▶ GIVEN INSTRUCTION:
Repeat, without any change, the entries presented below.

▶ PROVIDED DATA:
○ ○ ○ ○

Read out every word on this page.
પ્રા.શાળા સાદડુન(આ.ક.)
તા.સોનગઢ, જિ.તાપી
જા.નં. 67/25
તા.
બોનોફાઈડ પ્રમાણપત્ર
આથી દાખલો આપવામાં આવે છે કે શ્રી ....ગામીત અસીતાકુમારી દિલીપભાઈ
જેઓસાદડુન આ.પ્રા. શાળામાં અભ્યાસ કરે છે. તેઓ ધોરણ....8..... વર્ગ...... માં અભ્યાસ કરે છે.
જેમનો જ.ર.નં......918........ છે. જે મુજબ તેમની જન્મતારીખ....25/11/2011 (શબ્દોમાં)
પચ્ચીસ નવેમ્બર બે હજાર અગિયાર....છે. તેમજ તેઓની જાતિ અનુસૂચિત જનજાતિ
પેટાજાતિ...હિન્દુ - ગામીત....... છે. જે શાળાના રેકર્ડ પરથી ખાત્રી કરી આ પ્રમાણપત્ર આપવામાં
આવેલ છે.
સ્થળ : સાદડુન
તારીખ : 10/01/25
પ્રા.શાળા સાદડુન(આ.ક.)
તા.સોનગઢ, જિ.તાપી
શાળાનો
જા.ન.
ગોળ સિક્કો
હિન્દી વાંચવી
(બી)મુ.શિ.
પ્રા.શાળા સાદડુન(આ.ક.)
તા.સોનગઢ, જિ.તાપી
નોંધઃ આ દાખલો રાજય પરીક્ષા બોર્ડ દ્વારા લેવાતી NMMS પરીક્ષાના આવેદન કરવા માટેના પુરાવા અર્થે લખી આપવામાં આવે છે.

○ ○ ○ ○

▶ WRITTEN SOLUTION:
Read out every word on this page.
પ્રા.શાળા સાદડુન(આ.ક.)
તા.સોનગઢ, જિ.તાપી
જા.નં. 67/25
તા.
બોનોફાઈડ પ્રમાણપત્ર
આથી દાખલો આપવામાં આવે છે કે શ્રી ....ગામીત અસીતાકુમારી દિલીપભાઈ
જેઓસાદડુન આ.પ્રા. શાળામાં અભ્યાસ કરે છે. તેઓ ધોરણ....8..... વર્ગ...... માં અભ્યાસ કરે છે.
જેમનો જ.ર.નં......918........ છે. જે મુજબ તેમની જન્મતારીખ....25/11/2011 (શબ્દોમાં)
પચ્ચીસ નવેમ્બર બે હજાર અગિયાર....છે. તેમજ તેઓની જાતિ અનુસૂચિત જનજાતિ
પેટાજાતિ...હિન્દુ - ગામીત....... છે. જે શાળાના રેકર્ડ પરથી ખાત્રી કરી આ પ્રમાણપત્ર આપવામાં
આવેલ છે.
સ્થળ : સાદડુન
તારીખ : 10/01/25
પ્રા.શાળા સાદડુન(આ.ક.)
તા.સોનગઢ, જિ.તાપી
શાળાનો
જા.ન.
ગોળ સિક્કો
હિન્દી વાંચવી
(બી)મુ.શિ.
પ્રા.શાળા સાદડુન(આ.ક.)
તા.સોનગઢ, જિ.તાપી
નોંધઃ આ દાખલો રાજય પરીક્ષા બોર્ડ દ્વારા લેવાતી NMMS પરીક્ષાના આવેદન કરવા માટેના પુરાવા અર્થે લખી આપવામાં આવે છે.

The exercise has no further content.